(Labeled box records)
+-------+

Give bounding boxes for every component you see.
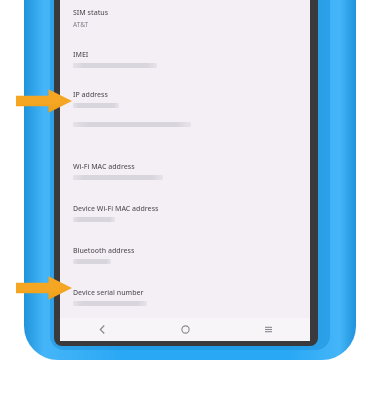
staticText: IMEI [73,50,89,60]
staticText: Bluetooth address [73,246,135,256]
button[interactable]: Callout arrow pointing to setting [16,275,72,301]
button[interactable]: Device serial number [73,288,313,306]
button[interactable]: IMEI [73,50,313,68]
staticText: Wi-Fi MAC address [73,162,135,172]
button[interactable]: Wi-Fi MAC address [73,162,313,180]
button[interactable]: Bluetooth address [73,246,313,264]
button[interactable]: Up time [73,330,313,340]
staticText: IP address [73,90,108,100]
staticText: Device Wi-Fi MAC address [73,204,159,214]
staticText: AT&T [73,20,89,29]
staticText: SIM status [73,8,109,18]
button[interactable]: Device Wi-Fi MAC address [73,204,313,222]
button[interactable]: Callout arrow pointing to setting [16,88,72,114]
staticText: Device serial number [73,288,144,298]
button[interactable]: IP address [73,90,313,127]
button[interactable]: Back [60,318,144,341]
button[interactable]: Home [144,318,227,341]
button[interactable]: Recent apps [227,318,310,341]
button[interactable]: SIM status [73,8,313,29]
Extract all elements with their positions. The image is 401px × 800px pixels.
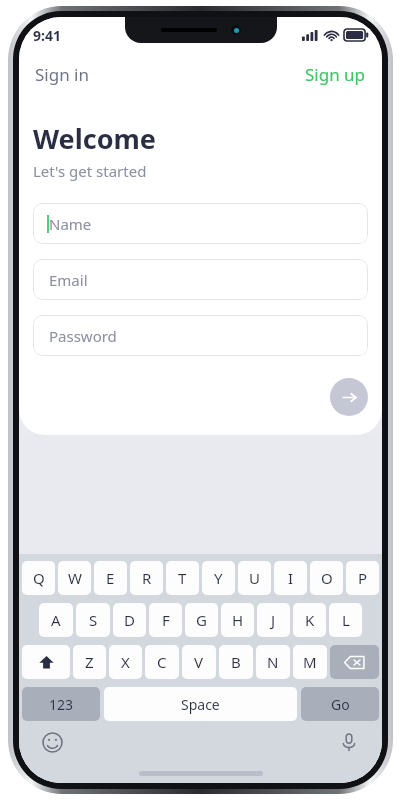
button[interactable]: P <box>346 561 379 595</box>
button[interactable]: F <box>149 603 182 637</box>
staticText: Sign up <box>305 63 366 86</box>
button[interactable]: L <box>329 603 362 637</box>
staticText: V <box>194 652 204 672</box>
button[interactable]: V <box>182 645 216 679</box>
staticText: F <box>162 610 170 630</box>
button[interactable]: S <box>76 603 110 637</box>
button[interactable]: Go <box>301 687 379 721</box>
staticText: Email <box>49 270 88 290</box>
button[interactable]: 123 <box>22 687 100 721</box>
button[interactable]: Password <box>33 315 368 356</box>
staticText: N <box>267 652 279 672</box>
staticText: Let's get started <box>33 161 147 181</box>
staticText: Y <box>214 568 223 588</box>
staticText: C <box>157 652 167 672</box>
button[interactable]: R <box>130 561 163 595</box>
staticText: G <box>196 610 207 630</box>
button[interactable]: M <box>293 645 327 679</box>
staticText: X <box>121 652 130 672</box>
staticText: 9:41 <box>33 26 61 45</box>
button[interactable]: Backspace <box>330 645 379 679</box>
staticText: J <box>271 610 276 630</box>
staticText: Name <box>49 214 92 234</box>
button[interactable]: B <box>219 645 253 679</box>
staticText: S <box>89 610 98 630</box>
staticText: Space <box>181 695 220 714</box>
staticText: Password <box>49 326 117 346</box>
button[interactable]: Continue <box>330 378 368 416</box>
staticText: Q <box>33 568 45 588</box>
staticText: Go <box>331 695 350 714</box>
staticText: Z <box>85 652 94 672</box>
staticText: 123 <box>49 695 74 714</box>
staticText: L <box>342 610 350 630</box>
button[interactable]: K <box>293 603 326 637</box>
button[interactable]: Sign in <box>33 57 91 92</box>
button[interactable]: D <box>113 603 146 637</box>
button[interactable]: I <box>274 561 307 595</box>
button[interactable]: Sign up <box>303 57 368 92</box>
button[interactable]: G <box>185 603 218 637</box>
staticText: W <box>68 568 82 588</box>
staticText: Welcome <box>33 120 156 157</box>
staticText: H <box>232 610 244 630</box>
button[interactable]: Z <box>73 645 106 679</box>
button[interactable]: E <box>94 561 127 595</box>
staticText: B <box>231 652 241 672</box>
button[interactable]: X <box>109 645 142 679</box>
button[interactable]: Q <box>22 561 55 595</box>
staticText: R <box>142 568 152 588</box>
button[interactable]: N <box>256 645 290 679</box>
staticText: O <box>321 568 333 588</box>
button[interactable]: U <box>238 561 271 595</box>
button[interactable]: Y <box>202 561 235 595</box>
button[interactable]: W <box>58 561 91 595</box>
staticText: U <box>249 568 260 588</box>
button[interactable]: Voice input <box>334 727 364 757</box>
button[interactable]: Space <box>104 687 297 721</box>
staticText: A <box>51 610 61 630</box>
staticText: I <box>288 568 294 588</box>
staticText: D <box>124 610 135 630</box>
staticText: Sign in <box>35 63 89 86</box>
button[interactable]: J <box>257 603 290 637</box>
button[interactable]: A <box>39 603 73 637</box>
staticText: E <box>106 568 115 588</box>
button[interactable]: Email <box>33 259 368 300</box>
button[interactable]: Name <box>33 203 368 244</box>
staticText: T <box>178 568 187 588</box>
button[interactable]: O <box>310 561 343 595</box>
button[interactable]: H <box>221 603 254 637</box>
staticText: M <box>303 652 317 672</box>
button[interactable]: T <box>166 561 199 595</box>
staticText: K <box>305 610 315 630</box>
staticText: P <box>358 568 368 588</box>
button[interactable]: Emoji <box>37 727 67 757</box>
button[interactable]: Shift <box>22 645 70 679</box>
button[interactable]: C <box>145 645 179 679</box>
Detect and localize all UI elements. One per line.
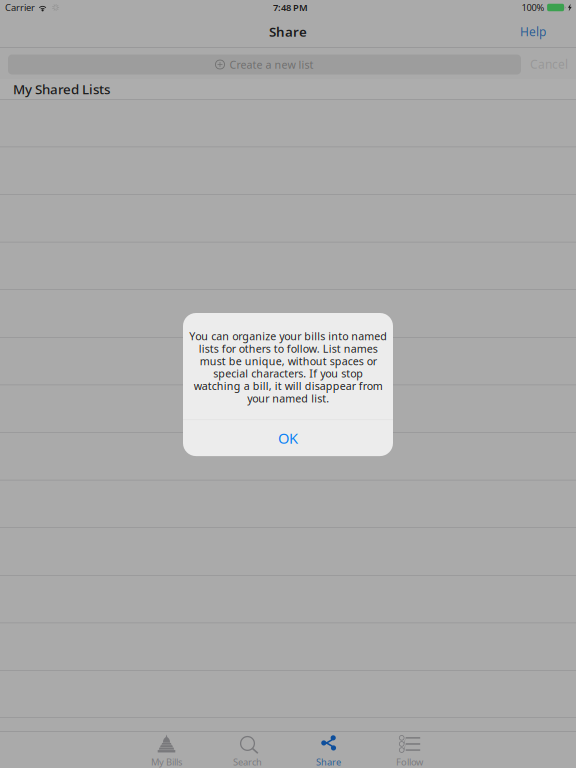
staticText: 7:48 PM [273, 1, 308, 14]
button[interactable]: Search [207, 731, 288, 768]
staticText: My Bills [151, 756, 182, 768]
staticText: My Shared Lists [13, 80, 110, 98]
button[interactable]: Cancel [526, 51, 572, 77]
staticText: Search [233, 756, 262, 768]
button[interactable]: Help [508, 15, 558, 48]
button[interactable]: Follow [369, 731, 450, 768]
staticText: Share [316, 756, 341, 768]
button[interactable] [0, 385, 576, 432]
staticText: Create a new list [230, 57, 314, 72]
button[interactable]: My Bills [126, 731, 207, 768]
staticText: Share [269, 23, 307, 40]
button[interactable] [0, 432, 576, 480]
staticText: You can organize your bills into named l… [189, 329, 387, 406]
button[interactable]: Create a new list [8, 54, 521, 74]
staticText: Follow [396, 756, 423, 768]
staticText: 100% [522, 1, 545, 14]
staticText: Help [520, 24, 546, 39]
button[interactable] [0, 289, 576, 337]
staticText: OK [278, 428, 298, 448]
staticText: Carrier [5, 1, 35, 14]
button[interactable]: Share [288, 731, 369, 768]
button[interactable]: OK [183, 420, 393, 456]
button[interactable] [0, 337, 576, 385]
staticText: Cancel [530, 56, 568, 72]
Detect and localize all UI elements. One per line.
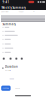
staticText: 4 h 12 min — [5, 70, 11, 71]
staticText: Duration — [5, 65, 18, 68]
button[interactable]: Continue — [1, 86, 11, 91]
button[interactable]: Duration — [0, 64, 46, 72]
staticText: Overview — [1, 11, 8, 13]
button[interactable]: Action — [14, 57, 18, 60]
staticText: Today — [19, 11, 24, 13]
staticText: Continue — [2, 87, 9, 89]
staticText: Not now — [15, 87, 20, 89]
button[interactable]: Not now — [13, 86, 21, 91]
staticText: Weekly Summary — [1, 6, 25, 9]
staticText: Summary — [2, 22, 15, 26]
button[interactable]: Action — [20, 57, 24, 60]
button[interactable]: Action — [2, 57, 6, 60]
staticText: All — [33, 11, 34, 13]
staticText: 9:41 — [3, 0, 10, 4]
button[interactable]: Action — [9, 57, 12, 60]
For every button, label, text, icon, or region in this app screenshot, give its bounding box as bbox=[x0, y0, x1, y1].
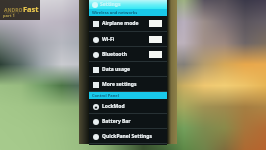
button[interactable]: Data usage bbox=[89, 62, 167, 76]
staticText: Settings bbox=[100, 1, 121, 8]
button[interactable]: QuickPanel Settings bbox=[89, 129, 167, 143]
staticText: Battery Bar bbox=[102, 118, 131, 125]
staticText: Wireless and networks bbox=[92, 10, 138, 15]
button[interactable]: Wireless and networks bbox=[89, 9, 167, 16]
staticText: part 1 bbox=[3, 13, 15, 18]
button[interactable]: Battery Bar bbox=[89, 114, 167, 128]
staticText: Bluetooth bbox=[102, 51, 127, 58]
button[interactable]: Settings bbox=[89, 0, 167, 9]
staticText: QuickPanel Settings bbox=[102, 133, 153, 140]
staticText: review s bbox=[5, 10, 20, 15]
button[interactable]: Wi-Fi bbox=[89, 32, 167, 46]
staticText: Fast bbox=[23, 4, 39, 14]
staticText: Control Panel bbox=[92, 93, 119, 98]
staticText: Data usage bbox=[102, 66, 131, 73]
button[interactable]: Airplane mode bbox=[89, 16, 167, 31]
staticText: Wi-Fi bbox=[102, 36, 115, 43]
staticText: LockMod bbox=[102, 103, 125, 110]
button[interactable]: More settings bbox=[89, 77, 167, 91]
staticText: More settings bbox=[102, 81, 137, 88]
button[interactable]: Bluetooth bbox=[89, 47, 167, 61]
staticText: ANDRO bbox=[4, 7, 23, 14]
staticText: Airplane mode bbox=[102, 20, 139, 27]
button[interactable]: Control Panel bbox=[89, 92, 167, 99]
button[interactable]: LockMod bbox=[89, 99, 167, 113]
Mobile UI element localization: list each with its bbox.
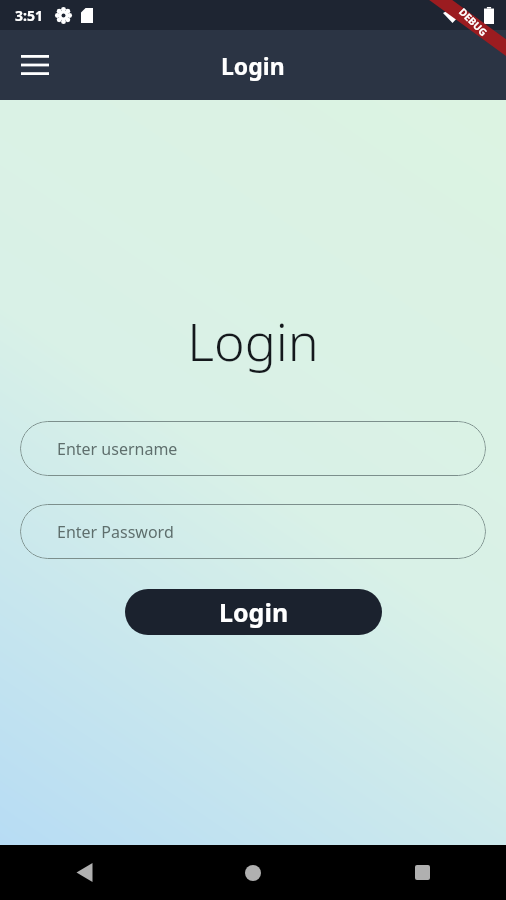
staticText: 3:51 (15, 6, 43, 25)
button[interactable]: Enter Password (20, 504, 486, 559)
staticText: Enter Password (57, 521, 174, 543)
button[interactable]: Enter username (20, 421, 486, 476)
button[interactable]: Home (225, 845, 281, 900)
staticText: Login (187, 305, 319, 376)
staticText: Login (219, 595, 289, 629)
button[interactable]: Login (125, 589, 382, 635)
staticText: Enter username (57, 438, 178, 460)
button[interactable]: Open navigation menu (12, 42, 58, 88)
staticText: DEBUG (456, 5, 491, 39)
button[interactable]: Recent apps (394, 845, 450, 900)
staticText: Login (221, 50, 285, 81)
button[interactable]: Back (56, 845, 112, 900)
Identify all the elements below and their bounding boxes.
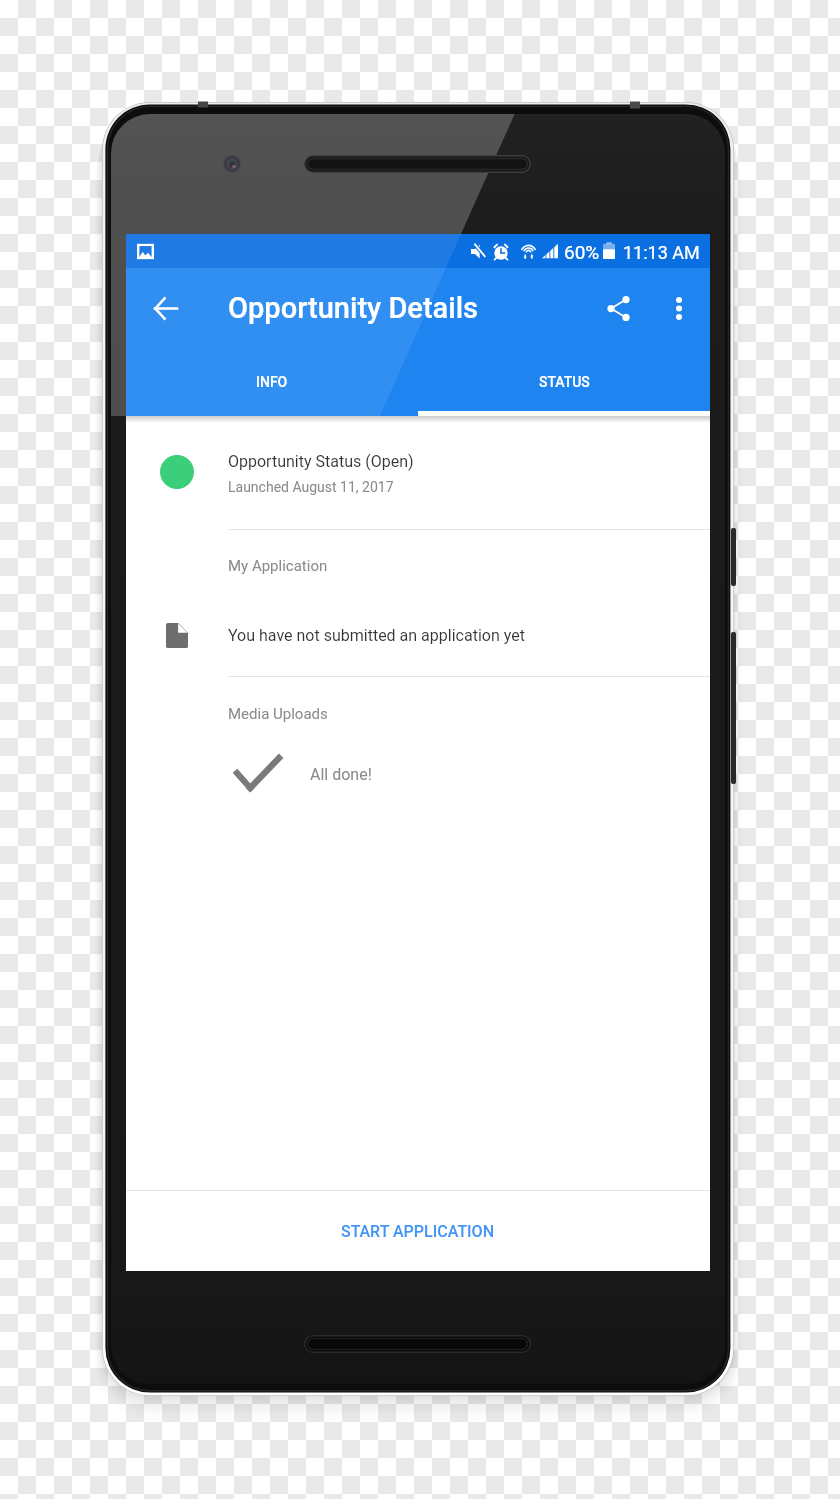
staticText: 60%	[564, 241, 600, 263]
staticText: Launched August 11, 2017	[228, 479, 394, 495]
staticText: INFO	[256, 374, 288, 390]
button[interactable]: Opportunity Status (Open)	[126, 416, 710, 529]
staticText: All done!	[310, 765, 372, 784]
staticText: START APPLICATION	[341, 1222, 495, 1241]
button[interactable]: You have not submitted an application ye…	[126, 604, 710, 662]
staticText: You have not submitted an application ye…	[228, 626, 525, 645]
button[interactable]: More options	[653, 282, 705, 334]
button[interactable]: START APPLICATION	[126, 1191, 710, 1271]
staticText: 11:13 AM	[623, 242, 700, 263]
staticText: STATUS	[539, 374, 590, 390]
staticText: Media Uploads	[228, 705, 328, 723]
button[interactable]: INFO	[126, 348, 418, 416]
button[interactable]: Share	[590, 280, 646, 336]
staticText: My Application	[228, 557, 328, 575]
staticText: Opportunity Status (Open)	[228, 452, 414, 471]
staticText: Opportunity Details	[228, 291, 479, 325]
button[interactable]: STATUS	[418, 348, 710, 416]
button[interactable]: Navigate up	[138, 280, 194, 336]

+-------+

## [DESCRIPTION OF THE TASK]
Can you repeat the lines, everything from the one containing "button[interactable]: Data usage" down to the one containing "button[interactable]: Airplane mode", substituting "Battery Meter" for "Battery Bar" and keeping everything else the same?

## [RESULT BELOW]
button[interactable]: Data usage bbox=[89, 62, 167, 76]
staticText: Settings bbox=[100, 1, 121, 8]
button[interactable]: QuickPanel Settings bbox=[89, 129, 167, 143]
staticText: Battery Meter bbox=[102, 118, 131, 125]
staticText: Wireless and networks bbox=[92, 10, 138, 15]
button[interactable]: Wireless and networks bbox=[89, 9, 167, 16]
staticText: part 1 bbox=[3, 13, 15, 18]
button[interactable]: Battery Meter bbox=[89, 114, 167, 128]
staticText: Bluetooth bbox=[102, 51, 127, 58]
button[interactable]: Settings bbox=[89, 0, 167, 9]
staticText: QuickPanel Settings bbox=[102, 133, 153, 140]
staticText: review s bbox=[5, 10, 20, 15]
button[interactable]: Wi-Fi bbox=[89, 32, 167, 46]
staticText: Fast bbox=[23, 4, 39, 14]
staticText: Control Panel bbox=[92, 93, 119, 98]
staticText: Data usage bbox=[102, 66, 131, 73]
button[interactable]: Airplane mode bbox=[89, 16, 167, 31]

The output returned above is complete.